• [Items from a data source]
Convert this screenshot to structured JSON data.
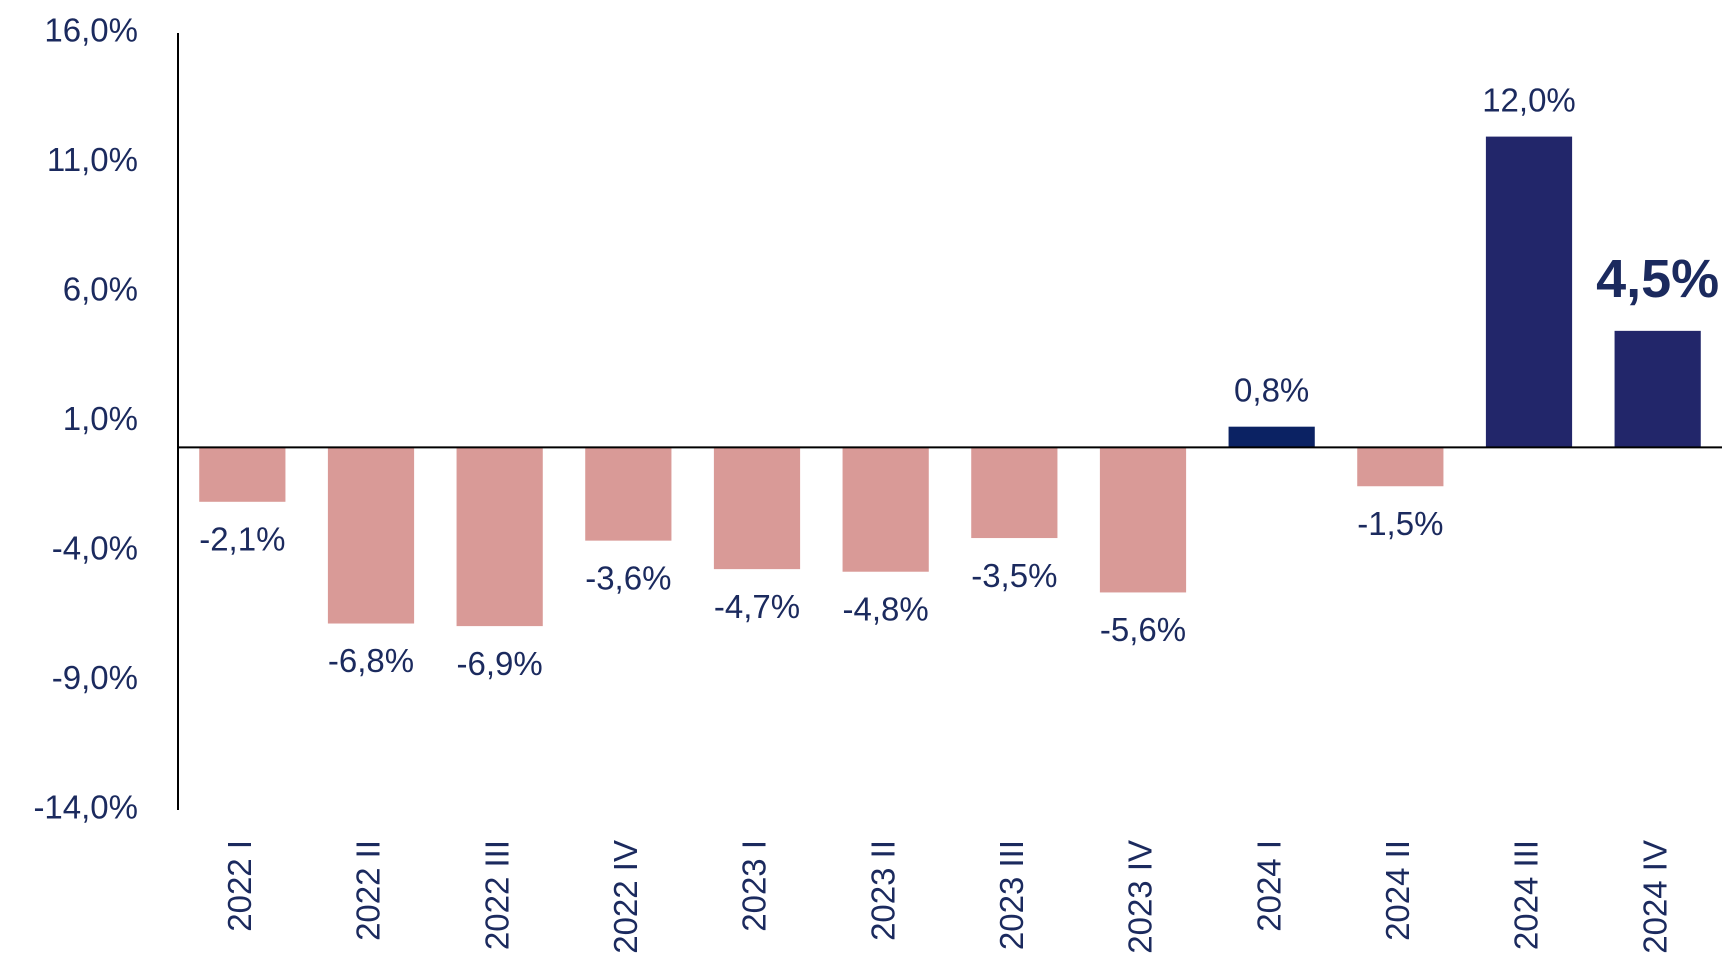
{
  "chart_data": {
    "type": "bar",
    "categories": [
      "2022 I",
      "2022 II",
      "2022 III",
      "2022 IV",
      "2023 I",
      "2023 II",
      "2023 III",
      "2023 IV",
      "2024 I",
      "2024 II",
      "2024 III",
      "2024 IV"
    ],
    "values": [
      -2.1,
      -6.8,
      -6.9,
      -3.6,
      -4.7,
      -4.8,
      -3.5,
      -5.6,
      0.8,
      -1.5,
      12.0,
      4.5
    ],
    "value_labels": [
      "-2,1%",
      "-6,8%",
      "-6,9%",
      "-3,6%",
      "-4,7%",
      "-4,8%",
      "-3,5%",
      "-5,6%",
      "0,8%",
      "-1,5%",
      "12,0%",
      "4,5%"
    ],
    "colors": [
      "#d99a97",
      "#d99a97",
      "#d99a97",
      "#d99a97",
      "#d99a97",
      "#d99a97",
      "#d99a97",
      "#d99a97",
      "#0b2263",
      "#d99a97",
      "#22266a",
      "#22266a"
    ],
    "emphasized_label": 11,
    "ylim": [
      -14,
      16
    ],
    "yticks": [
      {
        "value": 16,
        "label": "16,0%"
      },
      {
        "value": 11,
        "label": "11,0%"
      },
      {
        "value": 6,
        "label": "6,0%"
      },
      {
        "value": 1,
        "label": "1,0%"
      },
      {
        "value": -4,
        "label": "-4,0%"
      },
      {
        "value": -9,
        "label": "-9,0%"
      },
      {
        "value": -14,
        "label": "-14,0%"
      }
    ],
    "grid": false
  }
}
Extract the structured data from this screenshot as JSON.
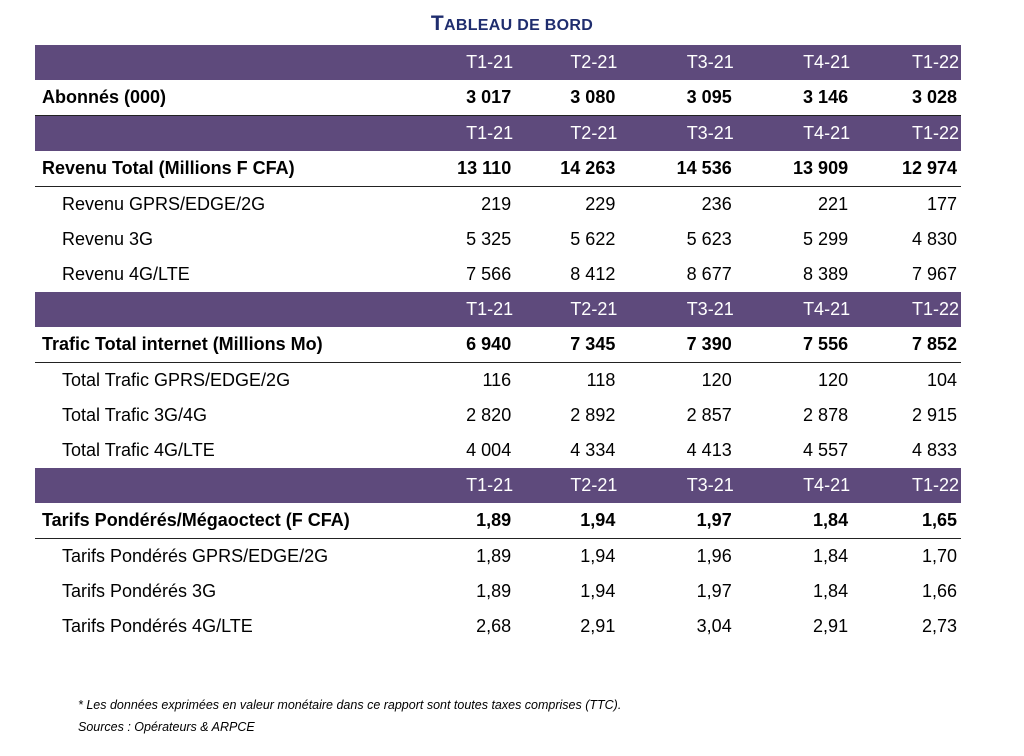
{
  "title_initial": "T",
  "title_rest": "ABLEAU DE BORD",
  "quarters": [
    "T1-21",
    "T2-21",
    "T3-21",
    "T4-21",
    "T1-22"
  ],
  "sections": [
    {
      "label": "Abonnés (000)",
      "values": [
        "3 017",
        "3 080",
        "3 095",
        "3 146",
        "3 028"
      ],
      "rows": []
    },
    {
      "label": "Revenu Total (Millions F CFA)",
      "values": [
        "13 110",
        "14 263",
        "14 536",
        "13 909",
        "12 974"
      ],
      "rows": [
        {
          "label": "Revenu GPRS/EDGE/2G",
          "values": [
            "219",
            "229",
            "236",
            "221",
            "177"
          ]
        },
        {
          "label": "Revenu 3G",
          "values": [
            "5 325",
            "5 622",
            "5 623",
            "5 299",
            "4 830"
          ]
        },
        {
          "label": "Revenu 4G/LTE",
          "values": [
            "7 566",
            "8 412",
            "8 677",
            "8 389",
            "7 967"
          ]
        }
      ]
    },
    {
      "label": "Trafic Total internet (Millions Mo)",
      "values": [
        "6 940",
        "7 345",
        "7 390",
        "7 556",
        "7 852"
      ],
      "rows": [
        {
          "label": "Total Trafic GPRS/EDGE/2G",
          "values": [
            "116",
            "118",
            "120",
            "120",
            "104"
          ]
        },
        {
          "label": "Total Trafic 3G/4G",
          "values": [
            "2 820",
            "2 892",
            "2 857",
            "2 878",
            "2 915"
          ]
        },
        {
          "label": "Total Trafic 4G/LTE",
          "values": [
            "4 004",
            "4 334",
            "4 413",
            "4 557",
            "4 833"
          ]
        }
      ]
    },
    {
      "label": "Tarifs Pondérés/Mégaoctect (F CFA)",
      "values": [
        "1,89",
        "1,94",
        "1,97",
        "1,84",
        "1,65"
      ],
      "rows": [
        {
          "label": "Tarifs Pondérés GPRS/EDGE/2G",
          "values": [
            "1,89",
            "1,94",
            "1,96",
            "1,84",
            "1,70"
          ]
        },
        {
          "label": "Tarifs Pondérés 3G",
          "values": [
            "1,89",
            "1,94",
            "1,97",
            "1,84",
            "1,66"
          ]
        },
        {
          "label": "Tarifs Pondérés 4G/LTE",
          "values": [
            "2,68",
            "2,91",
            "3,04",
            "2,91",
            "2,73"
          ]
        }
      ]
    }
  ],
  "footnote": "*   Les données exprimées en valeur monétaire dans ce rapport sont toutes taxes comprises (TTC).",
  "sources": "Sources : Opérateurs & ARPCE",
  "colors": {
    "header_bg": "#5e4a7c",
    "title": "#1f2d6e"
  }
}
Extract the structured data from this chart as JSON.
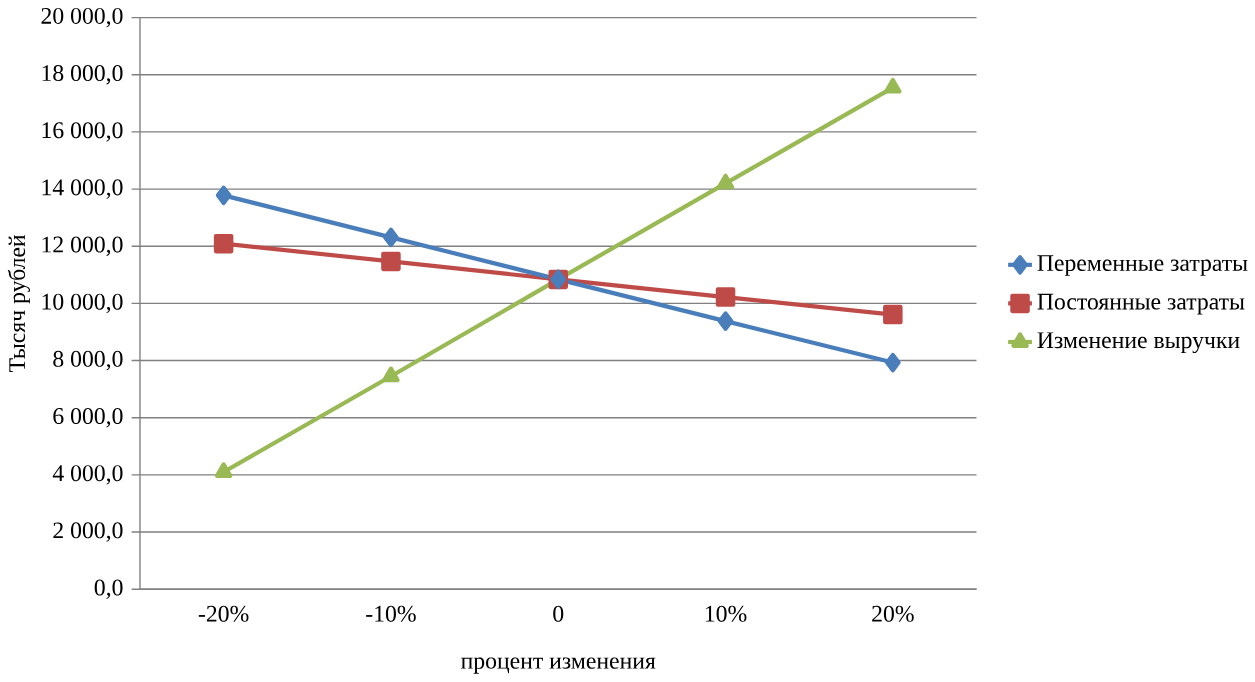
{
  "chart_data": {
    "type": "line",
    "xlabel": "процент изменения",
    "ylabel": "Тысяч рублей",
    "categories": [
      "-20%",
      "-10%",
      "0",
      "10%",
      "20%"
    ],
    "series": [
      {
        "name": "Переменные затраты",
        "color": "#4a7ebb",
        "marker": "diamond",
        "values": [
          13780,
          12310,
          10840,
          9380,
          7930
        ]
      },
      {
        "name": "Постоянные затраты",
        "color": "#be4b48",
        "marker": "square",
        "values": [
          12090,
          11470,
          10840,
          10220,
          9610
        ]
      },
      {
        "name": "Изменение выручки",
        "color": "#98b954",
        "marker": "triangle",
        "values": [
          4100,
          7450,
          10840,
          14200,
          17550
        ]
      }
    ],
    "ylim": [
      0,
      20000
    ],
    "yticks": [
      {
        "value": 0,
        "label": "0,0"
      },
      {
        "value": 2000,
        "label": "2 000,0"
      },
      {
        "value": 4000,
        "label": "4 000,0"
      },
      {
        "value": 6000,
        "label": "6 000,0"
      },
      {
        "value": 8000,
        "label": "8 000,0"
      },
      {
        "value": 10000,
        "label": "10 000,0"
      },
      {
        "value": 12000,
        "label": "12 000,0"
      },
      {
        "value": 14000,
        "label": "14 000,0"
      },
      {
        "value": 16000,
        "label": "16 000,0"
      },
      {
        "value": 18000,
        "label": "18 000,0"
      },
      {
        "value": 20000,
        "label": "20 000,0"
      }
    ],
    "grid": "y",
    "legend": "right",
    "line_style": "solid"
  }
}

• [REQUIREMENT] Reproduce every entry word for word, but skip any pictures.

• [SOLUTION FOR THIS PROBLEM]
Convert this screenshot to structured JSON data.
{
  "chart_data": {
    "type": "bar",
    "categories": [
      "2022 I",
      "2022 II",
      "2022 III",
      "2022 IV",
      "2023 I",
      "2023 II",
      "2023 III",
      "2023 IV",
      "2024 I",
      "2024 II",
      "2024 III",
      "2024 IV"
    ],
    "values": [
      -2.1,
      -6.8,
      -6.9,
      -3.6,
      -4.7,
      -4.8,
      -3.5,
      -5.6,
      0.8,
      -1.5,
      12.0,
      4.5
    ],
    "value_labels": [
      "-2,1%",
      "-6,8%",
      "-6,9%",
      "-3,6%",
      "-4,7%",
      "-4,8%",
      "-3,5%",
      "-5,6%",
      "0,8%",
      "-1,5%",
      "12,0%",
      "4,5%"
    ],
    "colors": [
      "#d99a97",
      "#d99a97",
      "#d99a97",
      "#d99a97",
      "#d99a97",
      "#d99a97",
      "#d99a97",
      "#d99a97",
      "#0b2263",
      "#d99a97",
      "#22266a",
      "#22266a"
    ],
    "emphasized_label": 11,
    "ylim": [
      -14,
      16
    ],
    "yticks": [
      {
        "value": 16,
        "label": "16,0%"
      },
      {
        "value": 11,
        "label": "11,0%"
      },
      {
        "value": 6,
        "label": "6,0%"
      },
      {
        "value": 1,
        "label": "1,0%"
      },
      {
        "value": -4,
        "label": "-4,0%"
      },
      {
        "value": -9,
        "label": "-9,0%"
      },
      {
        "value": -14,
        "label": "-14,0%"
      }
    ],
    "grid": false
  }
}
Extract the structured data from this screenshot as JSON.
{
  "title_initial": "T",
  "title_rest": "ABLEAU DE BORD",
  "quarters": [
    "T1-21",
    "T2-21",
    "T3-21",
    "T4-21",
    "T1-22"
  ],
  "sections": [
    {
      "label": "Abonnés (000)",
      "values": [
        "3 017",
        "3 080",
        "3 095",
        "3 146",
        "3 028"
      ],
      "rows": []
    },
    {
      "label": "Revenu Total (Millions F CFA)",
      "values": [
        "13 110",
        "14 263",
        "14 536",
        "13 909",
        "12 974"
      ],
      "rows": [
        {
          "label": "Revenu GPRS/EDGE/2G",
          "values": [
            "219",
            "229",
            "236",
            "221",
            "177"
          ]
        },
        {
          "label": "Revenu 3G",
          "values": [
            "5 325",
            "5 622",
            "5 623",
            "5 299",
            "4 830"
          ]
        },
        {
          "label": "Revenu 4G/LTE",
          "values": [
            "7 566",
            "8 412",
            "8 677",
            "8 389",
            "7 967"
          ]
        }
      ]
    },
    {
      "label": "Trafic Total internet (Millions Mo)",
      "values": [
        "6 940",
        "7 345",
        "7 390",
        "7 556",
        "7 852"
      ],
      "rows": [
        {
          "label": "Total Trafic GPRS/EDGE/2G",
          "values": [
            "116",
            "118",
            "120",
            "120",
            "104"
          ]
        },
        {
          "label": "Total Trafic 3G/4G",
          "values": [
            "2 820",
            "2 892",
            "2 857",
            "2 878",
            "2 915"
          ]
        },
        {
          "label": "Total Trafic 4G/LTE",
          "values": [
            "4 004",
            "4 334",
            "4 413",
            "4 557",
            "4 833"
          ]
        }
      ]
    },
    {
      "label": "Tarifs Pondérés/Mégaoctect (F CFA)",
      "values": [
        "1,89",
        "1,94",
        "1,97",
        "1,84",
        "1,65"
      ],
      "rows": [
        {
          "label": "Tarifs Pondérés GPRS/EDGE/2G",
          "values": [
            "1,89",
            "1,94",
            "1,96",
            "1,84",
            "1,70"
          ]
        },
        {
          "label": "Tarifs Pondérés 3G",
          "values": [
            "1,89",
            "1,94",
            "1,97",
            "1,84",
            "1,66"
          ]
        },
        {
          "label": "Tarifs Pondérés 4G/LTE",
          "values": [
            "2,68",
            "2,91",
            "3,04",
            "2,91",
            "2,73"
          ]
        }
      ]
    }
  ],
  "footnote": "*   Les données exprimées en valeur monétaire dans ce rapport sont toutes taxes comprises (TTC).",
  "sources": "Sources : Opérateurs & ARPCE",
  "colors": {
    "header_bg": "#5e4a7c",
    "title": "#1f2d6e"
  }
}
Extract the structured data from this chart as JSON.
{
  "chart_data": {
    "type": "line",
    "xlabel": "процент изменения",
    "ylabel": "Тысяч рублей",
    "categories": [
      "-20%",
      "-10%",
      "0",
      "10%",
      "20%"
    ],
    "series": [
      {
        "name": "Переменные затраты",
        "color": "#4a7ebb",
        "marker": "diamond",
        "values": [
          13780,
          12310,
          10840,
          9380,
          7930
        ]
      },
      {
        "name": "Постоянные затраты",
        "color": "#be4b48",
        "marker": "square",
        "values": [
          12090,
          11470,
          10840,
          10220,
          9610
        ]
      },
      {
        "name": "Изменение выручки",
        "color": "#98b954",
        "marker": "triangle",
        "values": [
          4100,
          7450,
          10840,
          14200,
          17550
        ]
      }
    ],
    "ylim": [
      0,
      20000
    ],
    "yticks": [
      {
        "value": 0,
        "label": "0,0"
      },
      {
        "value": 2000,
        "label": "2 000,0"
      },
      {
        "value": 4000,
        "label": "4 000,0"
      },
      {
        "value": 6000,
        "label": "6 000,0"
      },
      {
        "value": 8000,
        "label": "8 000,0"
      },
      {
        "value": 10000,
        "label": "10 000,0"
      },
      {
        "value": 12000,
        "label": "12 000,0"
      },
      {
        "value": 14000,
        "label": "14 000,0"
      },
      {
        "value": 16000,
        "label": "16 000,0"
      },
      {
        "value": 18000,
        "label": "18 000,0"
      },
      {
        "value": 20000,
        "label": "20 000,0"
      }
    ],
    "grid": "y",
    "legend": "right",
    "line_style": "solid"
  }
}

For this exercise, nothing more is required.